_GIVEN REQUEST:_ From the entries below, extract every line that includes the word "everyone".

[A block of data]
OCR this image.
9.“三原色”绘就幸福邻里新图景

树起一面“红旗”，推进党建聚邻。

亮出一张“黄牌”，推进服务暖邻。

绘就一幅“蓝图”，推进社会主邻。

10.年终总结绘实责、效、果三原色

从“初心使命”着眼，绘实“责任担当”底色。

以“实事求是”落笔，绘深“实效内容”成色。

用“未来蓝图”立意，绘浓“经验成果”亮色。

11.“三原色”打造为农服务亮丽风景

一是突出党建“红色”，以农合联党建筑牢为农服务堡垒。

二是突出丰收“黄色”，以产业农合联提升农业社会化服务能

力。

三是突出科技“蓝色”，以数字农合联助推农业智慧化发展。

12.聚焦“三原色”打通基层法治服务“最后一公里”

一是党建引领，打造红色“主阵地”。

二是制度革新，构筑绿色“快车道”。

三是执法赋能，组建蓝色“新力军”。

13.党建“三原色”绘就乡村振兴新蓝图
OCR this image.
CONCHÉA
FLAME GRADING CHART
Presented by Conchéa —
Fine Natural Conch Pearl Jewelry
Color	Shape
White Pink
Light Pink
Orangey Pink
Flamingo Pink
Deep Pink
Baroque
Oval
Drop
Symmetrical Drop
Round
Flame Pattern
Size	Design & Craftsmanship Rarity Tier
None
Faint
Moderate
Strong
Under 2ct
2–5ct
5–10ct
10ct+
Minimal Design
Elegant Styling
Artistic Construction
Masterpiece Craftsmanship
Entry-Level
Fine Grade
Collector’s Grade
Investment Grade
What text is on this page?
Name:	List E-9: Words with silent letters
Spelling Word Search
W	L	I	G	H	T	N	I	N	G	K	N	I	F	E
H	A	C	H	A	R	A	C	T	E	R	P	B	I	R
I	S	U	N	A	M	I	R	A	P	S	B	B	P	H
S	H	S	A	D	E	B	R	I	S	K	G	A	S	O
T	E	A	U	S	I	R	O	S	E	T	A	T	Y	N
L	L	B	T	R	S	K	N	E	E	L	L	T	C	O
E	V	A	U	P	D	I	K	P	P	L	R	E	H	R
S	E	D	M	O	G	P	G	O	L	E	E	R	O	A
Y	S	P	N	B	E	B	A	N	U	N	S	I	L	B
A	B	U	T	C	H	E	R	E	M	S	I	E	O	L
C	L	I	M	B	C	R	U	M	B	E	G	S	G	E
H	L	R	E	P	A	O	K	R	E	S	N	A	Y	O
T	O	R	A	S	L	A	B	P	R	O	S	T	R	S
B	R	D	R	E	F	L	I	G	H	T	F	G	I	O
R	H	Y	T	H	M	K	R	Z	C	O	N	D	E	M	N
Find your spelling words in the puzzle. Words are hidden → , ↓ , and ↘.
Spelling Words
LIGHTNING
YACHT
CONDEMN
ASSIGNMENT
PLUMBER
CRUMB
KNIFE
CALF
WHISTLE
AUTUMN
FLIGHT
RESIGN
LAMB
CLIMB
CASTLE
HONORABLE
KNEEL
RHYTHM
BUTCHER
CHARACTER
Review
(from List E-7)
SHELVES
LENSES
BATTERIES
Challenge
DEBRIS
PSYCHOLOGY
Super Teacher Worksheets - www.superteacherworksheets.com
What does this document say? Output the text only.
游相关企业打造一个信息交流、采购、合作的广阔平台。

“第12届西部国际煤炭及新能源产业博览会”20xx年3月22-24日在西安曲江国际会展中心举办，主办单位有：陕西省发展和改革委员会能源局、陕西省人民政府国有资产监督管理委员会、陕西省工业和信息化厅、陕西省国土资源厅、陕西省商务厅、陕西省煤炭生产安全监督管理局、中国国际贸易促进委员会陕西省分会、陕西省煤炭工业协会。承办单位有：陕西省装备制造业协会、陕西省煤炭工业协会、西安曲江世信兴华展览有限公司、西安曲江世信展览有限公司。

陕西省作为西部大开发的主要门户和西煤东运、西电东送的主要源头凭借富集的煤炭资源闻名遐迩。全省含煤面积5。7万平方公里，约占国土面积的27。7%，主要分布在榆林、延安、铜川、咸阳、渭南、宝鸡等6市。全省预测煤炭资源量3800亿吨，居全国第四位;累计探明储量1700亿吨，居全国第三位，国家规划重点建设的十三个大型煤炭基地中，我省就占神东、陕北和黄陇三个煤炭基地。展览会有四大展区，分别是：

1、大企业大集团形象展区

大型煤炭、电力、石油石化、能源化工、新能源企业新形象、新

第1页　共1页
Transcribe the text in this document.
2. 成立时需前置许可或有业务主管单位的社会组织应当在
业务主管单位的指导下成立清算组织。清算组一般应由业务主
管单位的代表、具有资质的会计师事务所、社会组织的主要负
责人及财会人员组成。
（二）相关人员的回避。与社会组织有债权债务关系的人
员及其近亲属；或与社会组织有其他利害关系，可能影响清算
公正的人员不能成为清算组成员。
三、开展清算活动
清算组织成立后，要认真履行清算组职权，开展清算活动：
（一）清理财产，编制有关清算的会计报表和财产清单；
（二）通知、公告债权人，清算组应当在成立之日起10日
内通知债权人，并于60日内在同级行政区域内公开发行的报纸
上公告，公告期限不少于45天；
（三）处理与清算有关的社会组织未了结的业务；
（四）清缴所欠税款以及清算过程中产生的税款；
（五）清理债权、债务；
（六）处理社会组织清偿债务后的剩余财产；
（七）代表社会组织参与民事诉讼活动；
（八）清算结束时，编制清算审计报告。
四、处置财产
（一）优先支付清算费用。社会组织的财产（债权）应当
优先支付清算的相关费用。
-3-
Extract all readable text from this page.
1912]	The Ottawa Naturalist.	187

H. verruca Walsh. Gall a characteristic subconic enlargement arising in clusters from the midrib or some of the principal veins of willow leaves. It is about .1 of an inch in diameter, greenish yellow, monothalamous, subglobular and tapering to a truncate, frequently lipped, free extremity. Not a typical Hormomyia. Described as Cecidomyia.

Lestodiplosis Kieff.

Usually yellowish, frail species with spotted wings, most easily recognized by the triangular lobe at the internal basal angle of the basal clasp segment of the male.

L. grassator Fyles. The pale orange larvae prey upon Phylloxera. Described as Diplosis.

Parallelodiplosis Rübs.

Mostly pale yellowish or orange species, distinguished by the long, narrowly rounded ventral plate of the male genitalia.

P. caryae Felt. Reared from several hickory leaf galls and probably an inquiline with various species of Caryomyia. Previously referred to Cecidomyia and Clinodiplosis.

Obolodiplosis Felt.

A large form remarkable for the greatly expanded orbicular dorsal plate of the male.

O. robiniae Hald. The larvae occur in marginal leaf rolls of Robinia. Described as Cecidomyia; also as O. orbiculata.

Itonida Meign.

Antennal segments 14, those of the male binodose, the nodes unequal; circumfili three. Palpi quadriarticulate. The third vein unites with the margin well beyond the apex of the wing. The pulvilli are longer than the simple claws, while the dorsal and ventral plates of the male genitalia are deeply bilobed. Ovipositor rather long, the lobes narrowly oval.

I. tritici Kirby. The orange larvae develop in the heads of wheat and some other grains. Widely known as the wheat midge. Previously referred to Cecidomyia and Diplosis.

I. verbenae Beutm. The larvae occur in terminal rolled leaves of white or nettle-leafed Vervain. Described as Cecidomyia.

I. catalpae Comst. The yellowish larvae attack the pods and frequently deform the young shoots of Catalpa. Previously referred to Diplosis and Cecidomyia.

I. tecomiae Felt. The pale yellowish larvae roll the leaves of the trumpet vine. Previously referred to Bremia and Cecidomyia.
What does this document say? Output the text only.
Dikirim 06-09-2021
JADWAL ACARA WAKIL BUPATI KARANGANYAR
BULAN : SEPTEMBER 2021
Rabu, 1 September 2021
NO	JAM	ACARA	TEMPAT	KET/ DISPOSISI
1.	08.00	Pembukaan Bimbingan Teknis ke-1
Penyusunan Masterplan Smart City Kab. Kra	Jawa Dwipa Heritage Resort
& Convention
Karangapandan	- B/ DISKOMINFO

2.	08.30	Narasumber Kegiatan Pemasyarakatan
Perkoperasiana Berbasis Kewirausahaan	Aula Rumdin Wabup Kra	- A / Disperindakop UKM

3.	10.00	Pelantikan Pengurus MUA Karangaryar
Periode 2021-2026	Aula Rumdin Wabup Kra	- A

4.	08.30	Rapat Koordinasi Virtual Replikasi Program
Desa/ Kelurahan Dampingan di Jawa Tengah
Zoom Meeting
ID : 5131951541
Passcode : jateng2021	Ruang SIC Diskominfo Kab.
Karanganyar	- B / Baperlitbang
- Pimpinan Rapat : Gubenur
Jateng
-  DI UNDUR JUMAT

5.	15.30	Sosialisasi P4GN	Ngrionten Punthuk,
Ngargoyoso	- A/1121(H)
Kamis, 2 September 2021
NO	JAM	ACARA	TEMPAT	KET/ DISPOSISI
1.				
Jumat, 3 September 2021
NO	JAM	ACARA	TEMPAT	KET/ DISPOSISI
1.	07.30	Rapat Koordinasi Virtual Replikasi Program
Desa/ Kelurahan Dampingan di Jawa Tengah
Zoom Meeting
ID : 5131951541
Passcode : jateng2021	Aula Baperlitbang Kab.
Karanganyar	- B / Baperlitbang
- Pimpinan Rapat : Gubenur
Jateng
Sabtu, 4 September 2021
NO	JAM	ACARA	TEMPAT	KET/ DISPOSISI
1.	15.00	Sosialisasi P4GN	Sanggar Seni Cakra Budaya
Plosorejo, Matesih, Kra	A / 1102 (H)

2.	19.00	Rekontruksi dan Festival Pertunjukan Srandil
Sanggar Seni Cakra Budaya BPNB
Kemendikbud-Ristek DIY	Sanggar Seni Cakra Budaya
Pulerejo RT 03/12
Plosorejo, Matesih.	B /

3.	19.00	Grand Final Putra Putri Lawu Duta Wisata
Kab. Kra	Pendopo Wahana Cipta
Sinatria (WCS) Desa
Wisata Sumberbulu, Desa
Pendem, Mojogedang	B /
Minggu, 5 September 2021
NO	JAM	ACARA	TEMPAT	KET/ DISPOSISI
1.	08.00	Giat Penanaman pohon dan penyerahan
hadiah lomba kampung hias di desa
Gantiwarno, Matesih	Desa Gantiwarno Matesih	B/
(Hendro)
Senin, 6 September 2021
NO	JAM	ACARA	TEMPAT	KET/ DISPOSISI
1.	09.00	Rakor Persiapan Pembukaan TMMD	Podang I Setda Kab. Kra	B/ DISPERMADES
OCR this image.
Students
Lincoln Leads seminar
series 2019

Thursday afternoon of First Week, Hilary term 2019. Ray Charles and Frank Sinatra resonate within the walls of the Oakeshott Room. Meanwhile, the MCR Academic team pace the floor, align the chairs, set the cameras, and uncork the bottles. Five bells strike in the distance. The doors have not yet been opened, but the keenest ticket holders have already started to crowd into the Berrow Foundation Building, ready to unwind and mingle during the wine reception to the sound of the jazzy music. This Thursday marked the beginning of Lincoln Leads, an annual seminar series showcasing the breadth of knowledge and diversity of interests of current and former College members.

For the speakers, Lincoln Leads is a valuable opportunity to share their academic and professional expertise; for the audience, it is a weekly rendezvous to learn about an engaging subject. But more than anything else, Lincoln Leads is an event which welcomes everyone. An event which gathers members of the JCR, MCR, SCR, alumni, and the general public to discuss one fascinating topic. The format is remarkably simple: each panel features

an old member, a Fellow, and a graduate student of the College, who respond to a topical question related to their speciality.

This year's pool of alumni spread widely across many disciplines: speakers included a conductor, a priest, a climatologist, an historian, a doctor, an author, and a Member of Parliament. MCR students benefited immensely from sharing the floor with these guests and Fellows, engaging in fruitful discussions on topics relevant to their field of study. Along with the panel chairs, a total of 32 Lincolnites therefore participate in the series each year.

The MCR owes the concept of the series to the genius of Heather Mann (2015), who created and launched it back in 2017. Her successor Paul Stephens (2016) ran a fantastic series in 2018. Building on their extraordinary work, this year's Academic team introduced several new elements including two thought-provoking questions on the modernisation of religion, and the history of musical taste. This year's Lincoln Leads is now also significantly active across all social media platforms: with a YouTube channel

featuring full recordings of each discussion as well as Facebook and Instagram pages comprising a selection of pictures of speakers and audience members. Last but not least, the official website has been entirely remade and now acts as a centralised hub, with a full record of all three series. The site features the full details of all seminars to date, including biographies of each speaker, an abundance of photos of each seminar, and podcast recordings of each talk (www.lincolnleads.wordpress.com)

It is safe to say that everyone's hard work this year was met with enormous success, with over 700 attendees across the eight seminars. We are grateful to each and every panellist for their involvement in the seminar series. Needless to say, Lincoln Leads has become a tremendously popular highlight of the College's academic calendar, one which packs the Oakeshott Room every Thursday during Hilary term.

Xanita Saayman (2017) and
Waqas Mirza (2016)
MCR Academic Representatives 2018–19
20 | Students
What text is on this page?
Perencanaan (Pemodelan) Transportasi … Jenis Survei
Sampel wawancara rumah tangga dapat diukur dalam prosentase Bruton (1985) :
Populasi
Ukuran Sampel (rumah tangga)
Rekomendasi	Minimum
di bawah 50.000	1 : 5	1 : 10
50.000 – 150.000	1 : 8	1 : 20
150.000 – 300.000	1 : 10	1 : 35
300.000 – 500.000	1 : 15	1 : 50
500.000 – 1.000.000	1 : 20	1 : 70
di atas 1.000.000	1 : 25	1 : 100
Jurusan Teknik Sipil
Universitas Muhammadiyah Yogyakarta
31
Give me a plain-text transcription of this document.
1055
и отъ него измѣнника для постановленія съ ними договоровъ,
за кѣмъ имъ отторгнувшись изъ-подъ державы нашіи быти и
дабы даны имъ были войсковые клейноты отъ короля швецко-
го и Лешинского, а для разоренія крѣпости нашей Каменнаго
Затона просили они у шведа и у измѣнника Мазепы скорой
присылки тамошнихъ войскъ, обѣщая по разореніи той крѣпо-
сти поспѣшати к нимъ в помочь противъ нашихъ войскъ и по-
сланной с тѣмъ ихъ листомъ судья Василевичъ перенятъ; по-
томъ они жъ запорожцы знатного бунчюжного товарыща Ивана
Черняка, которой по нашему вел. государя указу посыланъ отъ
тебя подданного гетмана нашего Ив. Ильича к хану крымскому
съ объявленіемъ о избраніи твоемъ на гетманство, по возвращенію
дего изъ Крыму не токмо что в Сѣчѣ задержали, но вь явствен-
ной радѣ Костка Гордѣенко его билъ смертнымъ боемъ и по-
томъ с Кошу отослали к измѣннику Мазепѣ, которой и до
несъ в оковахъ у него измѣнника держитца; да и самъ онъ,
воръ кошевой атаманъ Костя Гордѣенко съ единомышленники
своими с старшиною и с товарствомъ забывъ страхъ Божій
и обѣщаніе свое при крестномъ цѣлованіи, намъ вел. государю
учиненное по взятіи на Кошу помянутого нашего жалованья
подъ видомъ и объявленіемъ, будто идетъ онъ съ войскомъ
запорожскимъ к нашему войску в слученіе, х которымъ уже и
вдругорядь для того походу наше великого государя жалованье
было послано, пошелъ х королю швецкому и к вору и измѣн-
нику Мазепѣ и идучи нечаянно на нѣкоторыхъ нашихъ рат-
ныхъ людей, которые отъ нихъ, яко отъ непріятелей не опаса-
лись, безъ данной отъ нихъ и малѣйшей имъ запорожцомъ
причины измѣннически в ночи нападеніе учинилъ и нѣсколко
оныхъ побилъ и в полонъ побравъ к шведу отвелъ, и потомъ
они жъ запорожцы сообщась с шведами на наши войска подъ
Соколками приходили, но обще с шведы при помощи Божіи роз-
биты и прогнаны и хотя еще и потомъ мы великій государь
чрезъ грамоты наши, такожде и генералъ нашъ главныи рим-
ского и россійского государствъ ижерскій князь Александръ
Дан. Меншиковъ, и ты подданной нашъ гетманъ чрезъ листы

_SOLUTION:_
For the speakers, Lincoln Leads is a valuable opportunity to share their academic and professional expertise; for the audience, it is a weekly rendezvous to learn about an engaging subject. But more than anything else, Lincoln Leads is an event which welcomes everyone. An event which gathers members of the JCR, MCR, SCR, alumni, and the general public to discuss one fascinating topic. The format is remarkably simple: each panel features
It is safe to say that everyone's hard work this year was met with enormous success, with over 700 attendees across the eight seminars. We are grateful to each and every panellist for their involvement in the seminar series. Needless to say, Lincoln Leads has become a tremendously popular highlight of the College's academic calendar, one which packs the Oakeshott Room every Thursday during Hilary term.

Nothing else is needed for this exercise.